Excerpt to read:
After more than a decade ranked among the top state-funded prekindergarten programs, Alabama’s First Class pre-k is continuing its expansion and adding 122 new classrooms this fall, including five in Mobile and Baldwin counties.

First Class Pre-K, a voluntary program for 4-year-olds, is funded through state grants appropriated in the Education Trust Fund (ETF). Classrooms can be located in public or private schools as well as in child care, faith-based or Head Start centers throughout Alabama.

The program is managed by the Alabama Department of Early Childhood Education, organized under the governor’s office, and the First Class designation indicates a classroom has met “high-quality standards” recognized by the National Institute for Early Education Research.

For instance, classes in First Class cannot exceed 18 students and a required staff-to-child ratio of 1 to 9 means each classroom uses as a teacher as well as an assistant. All First Class teachers are required to have a bachelor’s degree, while assistants must have at least a Child Development Associate credential or an equivalent certification.

Former Gov. Robert Bentley often pushed for the expansion of the First Class program, which saw its funding increase substantially during his time in office. However, Gov. Kay Ivey appears to share predecessors’ zeal for growing parents’ access to high-quality pre-K options in Alabama.

Alabama Gov. Kay Ivey recently extended grant funding to 122 “high-quality” pre-k locations throughout the state.

“A high-quality childhood education program has long-lasting benefits on our society as a whole,” Ivey said in a statement last month. “Investment in our people through education, no matter at what level, is an investment in economic development.”

Ivey made those comments shortly after the National Institute for Early Education Research’s 2016 State of Preschool Yearbook named First Class among the nation’s top state-funded pre-K programs in the country for the 11th straight year.

In 2005, the ETF only allocated $4 million to pre-K programs, but that’s changed drastically. This year, lawmakers put up more than $77 million — a $13 million increase from 2017 that will ultimately fund and staff 122 additional units this fall.

Alabama’s First Class pre-k is continuing its expansion, adding 122 new classrooms this fall including five in Mobile and Baldwin counties. (Jason Johnson)

By August, there will be 938 First Class pre-K classrooms serving roughly 16,884 students statewide, which is equal to 28 percent of all the 4-year-olds in the state of Alabama. Among them, will be programs launching at Fairhope/Point Clear Rotary Youth Program in Fairhope, Chickasaw Elementary, the Starlight pre-K center, Elsie Collier Elementary and Robert E. Lee Elementary in Satsuma.

Listing:
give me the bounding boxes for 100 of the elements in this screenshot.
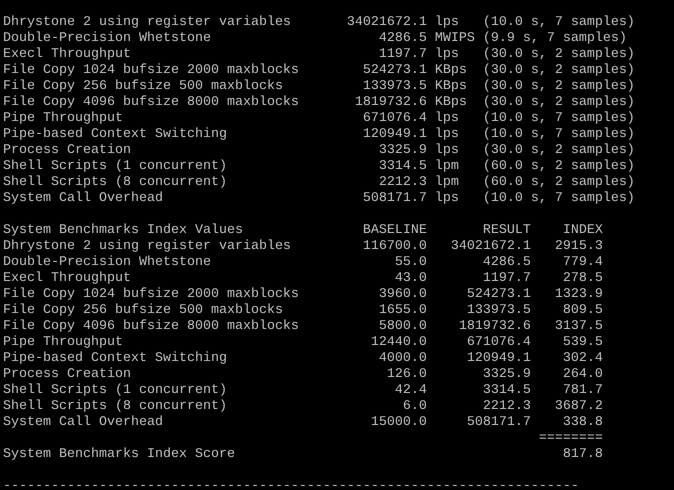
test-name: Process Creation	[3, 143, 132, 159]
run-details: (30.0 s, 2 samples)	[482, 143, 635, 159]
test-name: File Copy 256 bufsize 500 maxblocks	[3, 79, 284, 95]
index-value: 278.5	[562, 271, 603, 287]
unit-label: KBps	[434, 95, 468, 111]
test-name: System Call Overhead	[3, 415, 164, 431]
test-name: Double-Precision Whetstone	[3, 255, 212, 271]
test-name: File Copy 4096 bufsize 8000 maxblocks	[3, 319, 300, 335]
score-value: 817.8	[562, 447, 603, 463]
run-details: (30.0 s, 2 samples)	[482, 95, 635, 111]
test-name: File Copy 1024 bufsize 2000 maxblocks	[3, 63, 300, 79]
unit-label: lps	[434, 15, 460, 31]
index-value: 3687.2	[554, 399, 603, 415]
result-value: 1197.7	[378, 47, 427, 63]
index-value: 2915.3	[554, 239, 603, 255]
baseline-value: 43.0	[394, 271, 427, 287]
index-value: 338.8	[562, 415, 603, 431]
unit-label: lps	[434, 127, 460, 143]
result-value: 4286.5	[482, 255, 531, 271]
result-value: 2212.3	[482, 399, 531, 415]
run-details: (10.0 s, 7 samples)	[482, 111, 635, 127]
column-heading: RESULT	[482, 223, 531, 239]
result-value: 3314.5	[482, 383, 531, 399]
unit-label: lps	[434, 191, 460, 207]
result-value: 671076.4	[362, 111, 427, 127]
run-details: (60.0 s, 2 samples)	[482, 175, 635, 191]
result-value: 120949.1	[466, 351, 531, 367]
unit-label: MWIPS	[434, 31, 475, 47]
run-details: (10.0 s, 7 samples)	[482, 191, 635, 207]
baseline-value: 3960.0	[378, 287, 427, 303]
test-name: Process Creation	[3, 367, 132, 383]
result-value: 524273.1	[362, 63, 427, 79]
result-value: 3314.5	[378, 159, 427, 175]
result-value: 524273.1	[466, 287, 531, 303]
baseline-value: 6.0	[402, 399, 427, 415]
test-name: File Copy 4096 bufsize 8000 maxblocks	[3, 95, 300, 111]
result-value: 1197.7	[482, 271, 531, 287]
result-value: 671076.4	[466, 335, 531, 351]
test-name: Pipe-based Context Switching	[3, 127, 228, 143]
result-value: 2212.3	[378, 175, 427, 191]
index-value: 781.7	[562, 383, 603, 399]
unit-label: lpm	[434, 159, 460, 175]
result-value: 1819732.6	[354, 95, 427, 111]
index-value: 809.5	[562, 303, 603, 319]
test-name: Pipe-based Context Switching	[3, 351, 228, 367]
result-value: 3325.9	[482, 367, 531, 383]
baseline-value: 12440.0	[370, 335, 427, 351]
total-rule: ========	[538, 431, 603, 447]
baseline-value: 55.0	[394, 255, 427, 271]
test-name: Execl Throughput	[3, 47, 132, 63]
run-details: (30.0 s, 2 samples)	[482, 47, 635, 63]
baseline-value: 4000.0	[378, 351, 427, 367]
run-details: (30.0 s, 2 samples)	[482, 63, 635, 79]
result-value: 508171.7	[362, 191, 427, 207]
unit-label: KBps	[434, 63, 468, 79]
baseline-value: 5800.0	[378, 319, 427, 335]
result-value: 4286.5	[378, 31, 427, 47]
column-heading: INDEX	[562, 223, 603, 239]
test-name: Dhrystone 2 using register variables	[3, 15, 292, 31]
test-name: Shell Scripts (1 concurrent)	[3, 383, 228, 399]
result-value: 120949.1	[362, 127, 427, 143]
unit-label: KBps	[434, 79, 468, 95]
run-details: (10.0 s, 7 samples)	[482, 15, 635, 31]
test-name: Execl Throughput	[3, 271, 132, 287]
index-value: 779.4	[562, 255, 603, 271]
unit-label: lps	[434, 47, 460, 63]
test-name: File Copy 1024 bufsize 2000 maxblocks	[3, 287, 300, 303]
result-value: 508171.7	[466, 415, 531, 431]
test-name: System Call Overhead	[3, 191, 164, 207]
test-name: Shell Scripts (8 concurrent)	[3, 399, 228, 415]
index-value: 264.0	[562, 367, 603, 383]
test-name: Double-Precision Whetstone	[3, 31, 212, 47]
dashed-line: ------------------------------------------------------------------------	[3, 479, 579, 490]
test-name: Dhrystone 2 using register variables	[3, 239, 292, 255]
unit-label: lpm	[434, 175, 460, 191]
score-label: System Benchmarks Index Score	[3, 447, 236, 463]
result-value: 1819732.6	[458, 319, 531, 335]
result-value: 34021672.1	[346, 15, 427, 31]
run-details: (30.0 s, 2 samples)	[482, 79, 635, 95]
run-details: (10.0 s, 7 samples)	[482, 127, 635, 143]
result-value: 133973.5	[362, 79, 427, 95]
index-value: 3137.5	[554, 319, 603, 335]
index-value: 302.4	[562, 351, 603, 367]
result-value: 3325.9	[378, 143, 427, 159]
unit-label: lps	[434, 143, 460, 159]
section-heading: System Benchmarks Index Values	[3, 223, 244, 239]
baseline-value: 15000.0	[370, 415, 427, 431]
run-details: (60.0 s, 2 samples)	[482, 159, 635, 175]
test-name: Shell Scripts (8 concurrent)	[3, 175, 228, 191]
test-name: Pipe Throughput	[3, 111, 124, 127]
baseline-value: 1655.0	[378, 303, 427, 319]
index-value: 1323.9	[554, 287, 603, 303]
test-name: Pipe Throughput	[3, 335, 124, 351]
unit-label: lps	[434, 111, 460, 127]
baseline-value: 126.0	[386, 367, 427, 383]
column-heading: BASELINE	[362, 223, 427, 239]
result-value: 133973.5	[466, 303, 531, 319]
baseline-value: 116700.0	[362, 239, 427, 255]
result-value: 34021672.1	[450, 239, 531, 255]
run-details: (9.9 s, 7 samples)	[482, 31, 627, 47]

Requirements: Could you duplicate the stretch of the pre-K article from "After more than" through "centers throughout Alabama.", word for word? Work only from the article on Alabama's First Class pre-K program.

Result of this task:
After more than a decade ranked among the top state-funded prekindergarten programs, Alabama’s First Class pre-k is continuing its expansion and adding 122 new classrooms this fall, including five in Mobile and Baldwin counties.

First Class Pre-K, a voluntary program for 4-year-olds, is funded through state grants appropriated in the Education Trust Fund (ETF). Classrooms can be located in public or private schools as well as in child care, faith-based or Head Start centers throughout Alabama.